### Data for processing
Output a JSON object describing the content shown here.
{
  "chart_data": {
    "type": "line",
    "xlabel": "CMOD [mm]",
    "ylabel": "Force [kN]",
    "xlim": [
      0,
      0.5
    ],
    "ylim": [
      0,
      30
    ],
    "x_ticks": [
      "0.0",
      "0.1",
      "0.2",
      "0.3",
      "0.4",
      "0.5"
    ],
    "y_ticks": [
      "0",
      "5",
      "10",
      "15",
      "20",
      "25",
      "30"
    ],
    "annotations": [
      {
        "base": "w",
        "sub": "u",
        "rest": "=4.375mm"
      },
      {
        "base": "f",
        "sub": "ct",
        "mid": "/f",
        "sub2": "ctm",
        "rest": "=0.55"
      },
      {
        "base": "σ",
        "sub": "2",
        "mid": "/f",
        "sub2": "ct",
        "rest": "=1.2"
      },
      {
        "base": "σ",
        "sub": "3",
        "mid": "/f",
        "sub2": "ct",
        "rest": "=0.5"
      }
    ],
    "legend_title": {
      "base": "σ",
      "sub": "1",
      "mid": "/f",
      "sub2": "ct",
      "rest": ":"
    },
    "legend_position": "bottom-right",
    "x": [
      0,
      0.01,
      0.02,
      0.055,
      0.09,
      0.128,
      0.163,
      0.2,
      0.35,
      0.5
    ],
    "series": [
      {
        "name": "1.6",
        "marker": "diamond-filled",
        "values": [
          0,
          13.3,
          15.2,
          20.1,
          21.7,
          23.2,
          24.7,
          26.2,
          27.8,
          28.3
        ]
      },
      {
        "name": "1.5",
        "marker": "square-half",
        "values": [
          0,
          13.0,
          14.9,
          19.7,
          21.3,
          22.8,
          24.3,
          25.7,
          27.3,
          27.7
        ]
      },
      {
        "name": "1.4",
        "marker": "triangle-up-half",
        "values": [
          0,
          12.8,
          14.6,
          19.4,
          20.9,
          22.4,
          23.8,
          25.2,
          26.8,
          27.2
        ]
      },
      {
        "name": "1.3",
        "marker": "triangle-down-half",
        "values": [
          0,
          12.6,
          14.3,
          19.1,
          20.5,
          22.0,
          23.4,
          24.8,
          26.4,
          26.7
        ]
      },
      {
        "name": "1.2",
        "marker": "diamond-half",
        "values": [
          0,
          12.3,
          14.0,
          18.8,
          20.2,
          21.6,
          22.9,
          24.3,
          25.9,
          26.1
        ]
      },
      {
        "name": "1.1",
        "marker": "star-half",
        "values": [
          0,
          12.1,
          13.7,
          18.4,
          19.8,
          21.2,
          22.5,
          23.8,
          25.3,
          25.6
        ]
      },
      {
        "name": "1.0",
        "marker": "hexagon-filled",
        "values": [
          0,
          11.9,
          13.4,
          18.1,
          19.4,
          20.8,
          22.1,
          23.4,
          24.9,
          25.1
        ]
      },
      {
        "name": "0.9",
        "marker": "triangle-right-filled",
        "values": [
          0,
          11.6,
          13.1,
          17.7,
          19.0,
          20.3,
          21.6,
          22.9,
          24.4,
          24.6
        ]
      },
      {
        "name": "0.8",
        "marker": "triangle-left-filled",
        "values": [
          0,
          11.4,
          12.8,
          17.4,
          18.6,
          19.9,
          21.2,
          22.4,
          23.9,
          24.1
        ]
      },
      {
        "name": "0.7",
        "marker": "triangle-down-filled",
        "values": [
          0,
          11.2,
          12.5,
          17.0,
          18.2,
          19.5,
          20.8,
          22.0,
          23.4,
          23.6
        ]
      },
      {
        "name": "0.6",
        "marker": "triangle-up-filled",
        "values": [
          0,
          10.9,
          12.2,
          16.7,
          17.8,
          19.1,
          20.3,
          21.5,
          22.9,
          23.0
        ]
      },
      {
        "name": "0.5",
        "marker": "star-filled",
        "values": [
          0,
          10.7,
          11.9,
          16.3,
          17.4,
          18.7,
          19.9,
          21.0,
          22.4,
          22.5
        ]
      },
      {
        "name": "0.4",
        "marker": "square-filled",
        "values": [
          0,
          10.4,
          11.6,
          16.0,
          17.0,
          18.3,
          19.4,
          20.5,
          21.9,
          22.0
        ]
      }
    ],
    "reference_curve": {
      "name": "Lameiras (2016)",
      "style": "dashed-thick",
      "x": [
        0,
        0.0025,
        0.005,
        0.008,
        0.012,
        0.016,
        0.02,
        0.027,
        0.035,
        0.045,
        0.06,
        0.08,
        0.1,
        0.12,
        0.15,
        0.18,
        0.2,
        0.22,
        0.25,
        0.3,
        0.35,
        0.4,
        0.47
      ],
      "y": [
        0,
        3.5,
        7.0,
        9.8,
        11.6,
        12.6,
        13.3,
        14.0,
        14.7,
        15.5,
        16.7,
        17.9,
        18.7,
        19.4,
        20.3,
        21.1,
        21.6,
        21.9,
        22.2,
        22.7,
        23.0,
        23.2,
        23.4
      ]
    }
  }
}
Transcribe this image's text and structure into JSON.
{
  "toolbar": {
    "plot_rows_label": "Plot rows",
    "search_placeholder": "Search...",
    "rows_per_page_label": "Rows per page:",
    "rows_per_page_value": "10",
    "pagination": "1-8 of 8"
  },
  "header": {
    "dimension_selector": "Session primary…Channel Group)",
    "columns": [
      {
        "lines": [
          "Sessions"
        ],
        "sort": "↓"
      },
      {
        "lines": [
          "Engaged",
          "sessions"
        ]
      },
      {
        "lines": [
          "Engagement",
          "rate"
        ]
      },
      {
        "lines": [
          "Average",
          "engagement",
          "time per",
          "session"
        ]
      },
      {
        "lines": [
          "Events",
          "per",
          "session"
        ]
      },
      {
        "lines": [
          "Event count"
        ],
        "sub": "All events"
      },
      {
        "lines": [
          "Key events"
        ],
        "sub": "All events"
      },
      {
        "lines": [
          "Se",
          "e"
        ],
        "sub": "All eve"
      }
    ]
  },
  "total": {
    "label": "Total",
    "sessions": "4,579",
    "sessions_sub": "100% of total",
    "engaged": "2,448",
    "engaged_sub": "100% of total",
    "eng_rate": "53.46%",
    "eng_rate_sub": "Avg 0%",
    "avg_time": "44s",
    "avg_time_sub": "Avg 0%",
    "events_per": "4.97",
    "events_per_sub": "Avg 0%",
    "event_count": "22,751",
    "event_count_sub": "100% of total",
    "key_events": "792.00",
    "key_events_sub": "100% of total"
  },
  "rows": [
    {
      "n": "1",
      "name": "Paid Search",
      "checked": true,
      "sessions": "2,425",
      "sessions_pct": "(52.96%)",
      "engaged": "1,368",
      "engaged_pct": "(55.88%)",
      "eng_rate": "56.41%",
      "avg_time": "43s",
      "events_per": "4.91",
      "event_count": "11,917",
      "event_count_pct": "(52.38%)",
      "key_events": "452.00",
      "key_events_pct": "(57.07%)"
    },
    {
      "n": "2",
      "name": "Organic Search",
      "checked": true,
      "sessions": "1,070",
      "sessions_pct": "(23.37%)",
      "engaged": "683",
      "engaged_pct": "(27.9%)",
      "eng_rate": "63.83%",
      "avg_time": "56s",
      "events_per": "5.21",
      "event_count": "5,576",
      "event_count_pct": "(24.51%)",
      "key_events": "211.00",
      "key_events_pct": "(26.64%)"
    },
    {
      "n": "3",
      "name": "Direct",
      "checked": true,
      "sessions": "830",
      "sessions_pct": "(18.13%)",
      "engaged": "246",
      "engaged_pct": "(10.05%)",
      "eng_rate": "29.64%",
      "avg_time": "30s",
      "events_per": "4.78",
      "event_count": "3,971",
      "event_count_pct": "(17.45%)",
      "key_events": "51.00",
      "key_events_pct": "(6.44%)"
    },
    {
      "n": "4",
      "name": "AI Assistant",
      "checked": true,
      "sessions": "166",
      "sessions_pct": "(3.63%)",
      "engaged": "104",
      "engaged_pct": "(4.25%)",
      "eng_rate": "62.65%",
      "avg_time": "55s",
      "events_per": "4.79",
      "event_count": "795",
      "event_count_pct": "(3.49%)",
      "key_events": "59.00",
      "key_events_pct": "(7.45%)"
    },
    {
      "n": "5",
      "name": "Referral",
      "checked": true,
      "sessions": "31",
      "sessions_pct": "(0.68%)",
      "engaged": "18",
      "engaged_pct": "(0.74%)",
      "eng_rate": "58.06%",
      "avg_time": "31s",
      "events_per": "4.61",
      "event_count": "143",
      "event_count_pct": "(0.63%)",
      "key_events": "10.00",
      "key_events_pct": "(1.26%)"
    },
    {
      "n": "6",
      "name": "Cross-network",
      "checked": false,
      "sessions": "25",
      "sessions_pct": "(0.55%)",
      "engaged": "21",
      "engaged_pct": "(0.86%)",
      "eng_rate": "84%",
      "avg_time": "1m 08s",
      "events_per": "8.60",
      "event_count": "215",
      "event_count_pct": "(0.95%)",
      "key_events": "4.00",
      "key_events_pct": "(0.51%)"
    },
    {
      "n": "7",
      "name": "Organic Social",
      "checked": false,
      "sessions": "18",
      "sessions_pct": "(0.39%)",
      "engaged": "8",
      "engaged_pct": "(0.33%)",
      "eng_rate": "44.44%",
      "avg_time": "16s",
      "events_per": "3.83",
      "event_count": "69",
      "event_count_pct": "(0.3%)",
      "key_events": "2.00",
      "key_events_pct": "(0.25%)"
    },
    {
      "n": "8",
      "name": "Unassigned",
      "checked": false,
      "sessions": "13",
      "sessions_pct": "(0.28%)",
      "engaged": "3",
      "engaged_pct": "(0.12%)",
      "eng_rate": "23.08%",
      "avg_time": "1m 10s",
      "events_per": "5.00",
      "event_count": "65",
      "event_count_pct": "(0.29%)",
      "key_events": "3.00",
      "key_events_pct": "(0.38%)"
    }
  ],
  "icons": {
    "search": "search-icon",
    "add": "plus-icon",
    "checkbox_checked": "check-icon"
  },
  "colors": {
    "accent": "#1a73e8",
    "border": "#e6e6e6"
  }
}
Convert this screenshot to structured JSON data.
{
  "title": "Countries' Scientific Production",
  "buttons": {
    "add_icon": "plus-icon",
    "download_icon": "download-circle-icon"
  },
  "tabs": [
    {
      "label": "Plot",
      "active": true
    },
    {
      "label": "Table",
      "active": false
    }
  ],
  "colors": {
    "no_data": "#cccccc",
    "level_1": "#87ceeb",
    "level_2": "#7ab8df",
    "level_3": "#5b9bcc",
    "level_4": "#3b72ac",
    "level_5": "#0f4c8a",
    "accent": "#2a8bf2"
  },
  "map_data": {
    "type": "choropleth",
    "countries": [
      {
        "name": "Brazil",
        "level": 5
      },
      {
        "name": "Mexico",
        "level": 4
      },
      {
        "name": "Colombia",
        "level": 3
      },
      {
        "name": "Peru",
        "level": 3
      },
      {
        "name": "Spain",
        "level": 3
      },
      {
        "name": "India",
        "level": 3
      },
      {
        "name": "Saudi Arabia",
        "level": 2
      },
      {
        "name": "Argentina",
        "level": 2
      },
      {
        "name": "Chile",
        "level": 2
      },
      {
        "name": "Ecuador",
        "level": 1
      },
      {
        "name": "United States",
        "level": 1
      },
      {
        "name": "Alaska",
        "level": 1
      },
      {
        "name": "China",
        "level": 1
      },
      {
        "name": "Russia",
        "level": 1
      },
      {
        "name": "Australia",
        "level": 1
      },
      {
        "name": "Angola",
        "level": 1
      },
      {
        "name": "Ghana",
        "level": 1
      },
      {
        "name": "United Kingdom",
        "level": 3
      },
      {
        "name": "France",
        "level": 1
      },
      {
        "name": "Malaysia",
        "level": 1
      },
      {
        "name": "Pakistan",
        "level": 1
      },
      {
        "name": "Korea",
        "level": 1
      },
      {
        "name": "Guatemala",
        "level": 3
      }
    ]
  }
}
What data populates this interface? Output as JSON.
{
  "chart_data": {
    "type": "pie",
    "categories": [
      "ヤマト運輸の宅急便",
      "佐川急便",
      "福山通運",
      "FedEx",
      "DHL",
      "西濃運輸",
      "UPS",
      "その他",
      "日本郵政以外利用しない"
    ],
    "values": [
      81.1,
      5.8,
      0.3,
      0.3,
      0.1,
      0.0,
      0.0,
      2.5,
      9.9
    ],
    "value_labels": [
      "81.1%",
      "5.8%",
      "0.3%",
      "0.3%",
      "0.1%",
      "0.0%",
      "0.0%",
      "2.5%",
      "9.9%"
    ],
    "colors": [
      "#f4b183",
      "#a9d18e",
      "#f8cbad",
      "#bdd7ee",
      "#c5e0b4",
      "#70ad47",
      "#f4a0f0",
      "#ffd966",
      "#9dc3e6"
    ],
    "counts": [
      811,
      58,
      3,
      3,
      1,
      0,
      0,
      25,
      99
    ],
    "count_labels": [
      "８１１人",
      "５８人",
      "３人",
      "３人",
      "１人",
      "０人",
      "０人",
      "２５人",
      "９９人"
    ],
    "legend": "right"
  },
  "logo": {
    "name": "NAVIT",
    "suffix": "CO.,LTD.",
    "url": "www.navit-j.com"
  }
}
######
Copy all lines above containing the string "JSON".

== Solution to the problem ==
Output a JSON object describing the content shown here.
Transcribe this image's text and structure into JSON.
Convert this screenshot to structured JSON data.
What data populates this interface? Output as JSON.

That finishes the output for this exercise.